**EXERCISE MATERIAL**
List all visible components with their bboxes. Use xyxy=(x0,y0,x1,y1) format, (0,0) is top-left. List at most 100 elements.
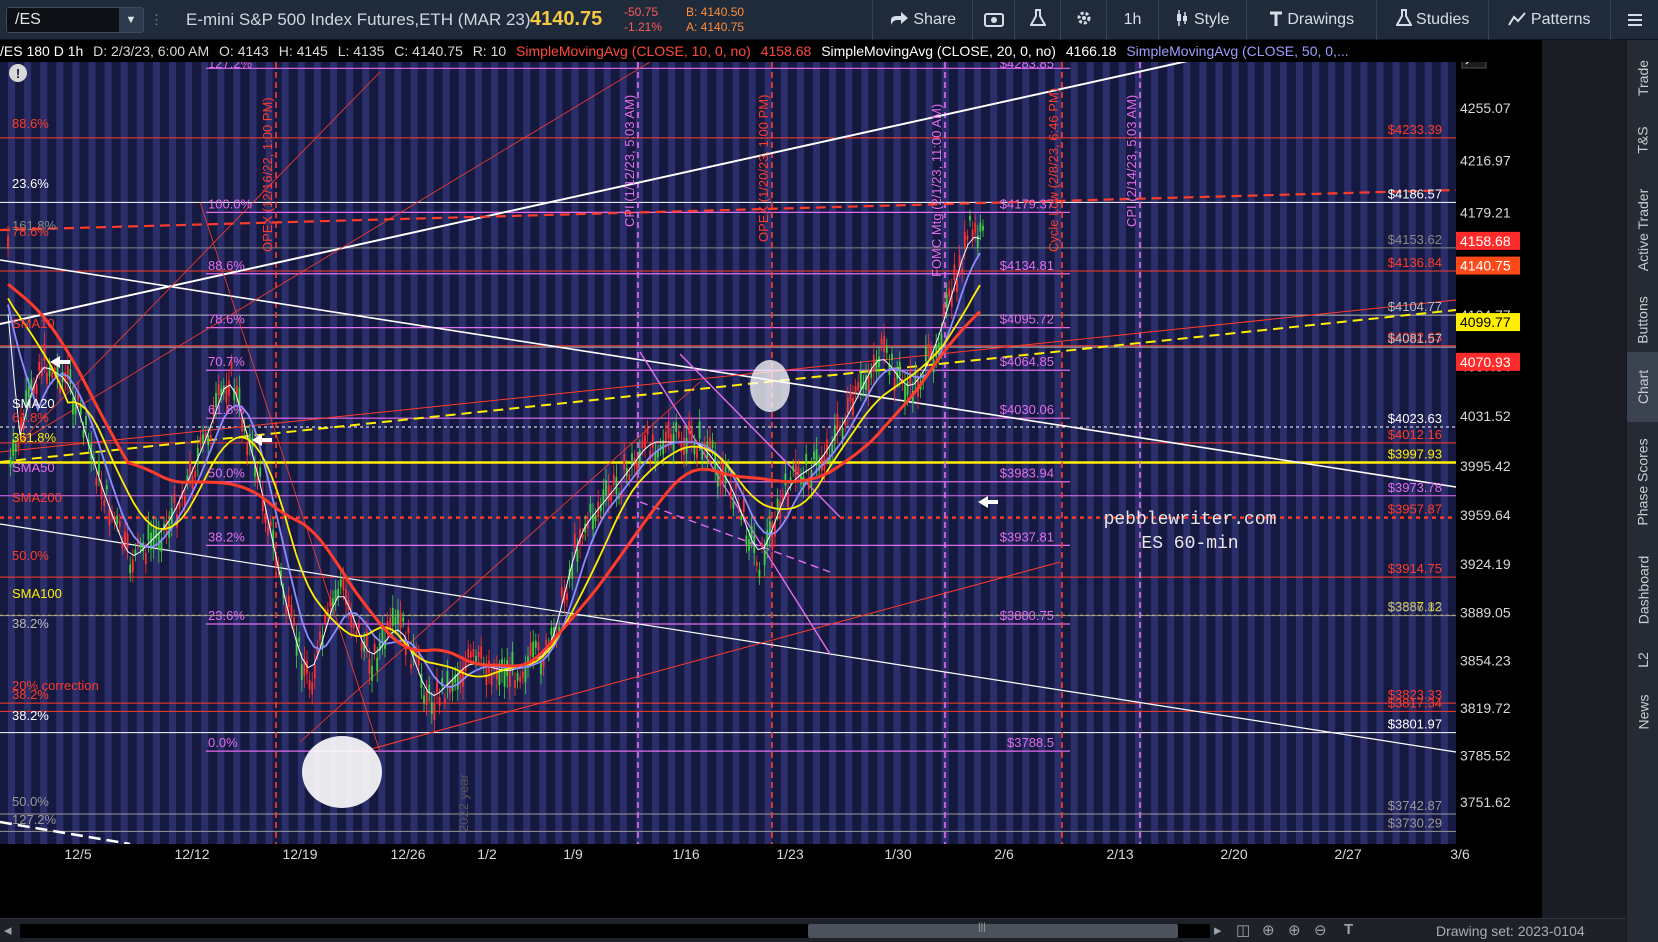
style-button[interactable]: Style xyxy=(1158,0,1246,40)
session-band xyxy=(1151,62,1159,844)
level-price-label: $3730.29 xyxy=(1388,815,1442,830)
tab-phase-scores[interactable]: Phase Scores xyxy=(1627,424,1658,540)
share-button[interactable]: Share xyxy=(872,0,972,40)
candle-body xyxy=(228,380,230,396)
price-axis[interactable] xyxy=(1456,62,1542,918)
price-tick-label: 3854.23 xyxy=(1460,653,1511,669)
scroll-left-icon[interactable]: ◂ xyxy=(4,921,12,939)
tab-time-and-sales[interactable]: T&S xyxy=(1627,110,1658,170)
watermark-line: ES 60-min xyxy=(1141,534,1238,554)
candle-body xyxy=(966,235,969,240)
candle-body xyxy=(14,444,17,453)
tab-buttons[interactable]: Buttons xyxy=(1627,290,1658,350)
fib-label-left: SMA20 xyxy=(12,396,55,411)
candle-body xyxy=(118,520,121,528)
chevron-down-icon[interactable]: ▼ xyxy=(119,8,143,32)
tab-trade[interactable]: Trade xyxy=(1627,48,1658,108)
session-band xyxy=(297,62,305,844)
patterns-button[interactable]: Patterns xyxy=(1488,0,1610,40)
date-tick-label: 2/6 xyxy=(994,846,1014,862)
menu-button[interactable] xyxy=(1610,0,1658,40)
symbol-input[interactable]: /ES ▼ xyxy=(6,7,144,33)
fib-label-left: 88.6% xyxy=(12,116,49,131)
zoom-out-icon[interactable]: ⊖ xyxy=(1314,921,1327,939)
candle-body xyxy=(264,513,267,524)
session-band xyxy=(1006,62,1014,844)
drawings-button[interactable]: Drawings xyxy=(1246,0,1376,40)
tab-dashboard[interactable]: Dashboard xyxy=(1627,542,1658,638)
settings-button[interactable] xyxy=(1060,0,1106,40)
chart-scrollbar[interactable]: ◂ ▸ ◫ ⊕ ⊕ ⊖ T Drawing set: 2023-0104 xyxy=(0,918,1626,942)
session-band xyxy=(748,62,756,844)
candle-body xyxy=(792,465,795,471)
scroll-right-icon[interactable]: ▸ xyxy=(1214,921,1222,939)
session-band xyxy=(185,62,193,844)
session-band xyxy=(716,62,724,844)
fib-label-left: 78.6% xyxy=(12,224,49,239)
date-tick-label: 1/16 xyxy=(672,846,699,862)
text-tool-icon[interactable]: T xyxy=(1344,921,1353,938)
expand-icon[interactable] xyxy=(1461,62,1487,69)
candle-body xyxy=(308,680,311,690)
level-price-label: $3997.93 xyxy=(1388,446,1442,461)
flask-button[interactable] xyxy=(1014,0,1060,40)
event-label: OPEX (12/16/22, 1:00 PM) xyxy=(260,97,275,252)
fib-price-label: $3937.81 xyxy=(1000,529,1054,544)
session-band xyxy=(281,62,289,844)
study-sma10[interactable]: SimpleMovingAvg (CLOSE, 10, 0, no) xyxy=(516,43,751,59)
candle-body xyxy=(943,304,945,318)
candle-body xyxy=(423,695,425,704)
session-band xyxy=(1022,62,1030,844)
session-band xyxy=(330,62,337,844)
zoom-icon[interactable]: ◫ xyxy=(1236,921,1250,939)
price-chart[interactable]: 88.6% 23.6% 161.8% 78.6% SMA10 SMA20 61.8% 361.… xyxy=(0,62,1542,918)
bar-high: H: 4145 xyxy=(278,43,328,59)
candle-body xyxy=(472,648,475,657)
candle-body xyxy=(131,559,134,573)
tab-level-2[interactable]: L2 xyxy=(1627,640,1658,680)
session-band xyxy=(201,62,209,844)
price-tick-label: 4031.52 xyxy=(1460,408,1511,424)
price-tag-label: 4158.68 xyxy=(1460,233,1511,249)
candle-body xyxy=(534,640,537,648)
link-icon[interactable]: ⋮ xyxy=(150,11,163,29)
level-price-label: $4081.57 xyxy=(1388,331,1442,346)
tab-active-trader[interactable]: Active Trader xyxy=(1627,172,1658,288)
session-band xyxy=(362,62,370,844)
candle-body xyxy=(589,504,592,513)
candle-body xyxy=(537,642,540,651)
time-axis[interactable] xyxy=(0,844,1542,918)
chart-canvas[interactable]: 88.6%23.6%161.8%78.6%SMA10SMA2061.8%361.… xyxy=(0,62,1542,918)
study-sma50[interactable]: SimpleMovingAvg (CLOSE, 50, 0,... xyxy=(1126,43,1348,59)
studies-button[interactable]: Studies xyxy=(1376,0,1488,40)
fib-label-left: 38.2% xyxy=(12,687,49,702)
pattern-icon xyxy=(1508,12,1527,26)
session-band xyxy=(1199,62,1207,844)
session-band xyxy=(796,62,804,844)
candle-body xyxy=(129,564,132,574)
tab-news[interactable]: News xyxy=(1627,682,1658,742)
candle-body xyxy=(217,384,220,396)
fib-label-left: SMA200 xyxy=(12,490,62,505)
level-price-label: $4012.16 xyxy=(1388,427,1442,442)
bar-open: O: 4143 xyxy=(219,43,269,59)
crosshair-icon[interactable]: ⊕ xyxy=(1262,921,1275,939)
candle-body xyxy=(953,264,956,281)
session-band xyxy=(1344,62,1352,844)
candle-body xyxy=(690,427,693,442)
session-band xyxy=(442,62,450,844)
timeframe-button[interactable]: 1h xyxy=(1106,0,1158,40)
session-band xyxy=(1312,62,1320,844)
study-sma20[interactable]: SimpleMovingAvg (CLOSE, 20, 0, no) xyxy=(821,43,1056,59)
price-tick-label: 3924.19 xyxy=(1460,556,1511,572)
fib-label-left: 23.6% xyxy=(12,176,49,191)
zoom-in-icon[interactable]: ⊕ xyxy=(1288,921,1301,939)
candle-body xyxy=(189,461,191,476)
tab-chart[interactable]: Chart xyxy=(1627,352,1658,422)
scroll-thumb[interactable] xyxy=(808,922,1178,938)
candle-body xyxy=(675,422,678,433)
session-band xyxy=(169,62,176,844)
screenshot-button[interactable] xyxy=(972,0,1014,40)
candle-body xyxy=(397,609,399,624)
price-tick-label: 4255.07 xyxy=(1460,100,1511,116)
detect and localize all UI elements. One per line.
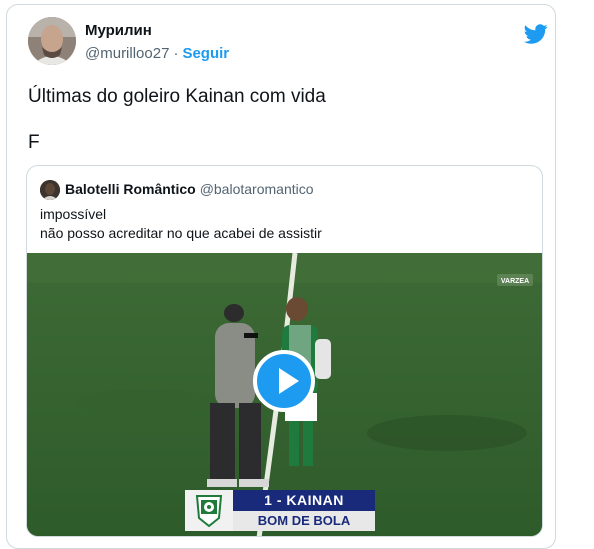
- quoted-tweet[interactable]: Balotelli Romântico @balotaromantico impo…: [26, 165, 543, 537]
- separator-dot: ·: [173, 45, 179, 62]
- play-button-icon[interactable]: [253, 350, 315, 412]
- embedded-tweet-card: Мурилин @murilloo27 · Seguir Últimas do go…: [6, 4, 556, 549]
- lower-third-name: 1 - KAINAN: [233, 490, 375, 511]
- author-handle-row: @murilloo27 · Seguir: [85, 45, 229, 62]
- quoted-author-row: Balotelli Romântico @balotaromantico: [65, 181, 314, 197]
- author-name[interactable]: Мурилин: [85, 22, 152, 39]
- lower-third: 1 - KAINAN BOM DE BOLA: [185, 490, 375, 534]
- quoted-author-handle[interactable]: @balotaromantico: [200, 181, 314, 197]
- varzea-watermark-icon: VARZEA: [497, 274, 533, 286]
- quoted-text: impossível não posso acreditar no que ac…: [40, 205, 322, 243]
- tweet-text-line1: Últimas do goleiro Kainan com vida: [28, 86, 326, 107]
- tweet-text: Últimas do goleiro Kainan com vida F: [28, 85, 326, 155]
- follow-button[interactable]: Seguir: [182, 45, 229, 62]
- varzea-watermark-text: VARZEA: [501, 278, 529, 285]
- author-avatar[interactable]: [28, 17, 76, 65]
- quoted-text-line1: impossível: [40, 206, 107, 222]
- lower-third-subtitle: BOM DE BOLA: [233, 511, 375, 531]
- quoted-author-avatar[interactable]: [40, 180, 60, 200]
- author-handle[interactable]: @murilloo27: [85, 45, 169, 62]
- club-badge-icon: [185, 490, 233, 531]
- quoted-author-name[interactable]: Balotelli Romântico: [65, 181, 196, 197]
- video-player[interactable]: VARZEA 1 - KAINAN BOM DE BOLA: [27, 253, 542, 536]
- quoted-text-line2: não posso acreditar no que acabei de ass…: [40, 225, 322, 241]
- tweet-text-line2: F: [28, 132, 40, 153]
- twitter-bird-icon[interactable]: [524, 22, 548, 46]
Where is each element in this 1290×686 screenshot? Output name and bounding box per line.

**WHAT THE TASK REQUIRES**
Identify each line in the records above that contains the word "impossível", and copy every such line in full.

**CORRECT RESULT**
- quoted-text: impossível não posso acreditar no que ac…: [40, 205, 322, 243]
- quoted-text-line1: impossível: [40, 206, 107, 222]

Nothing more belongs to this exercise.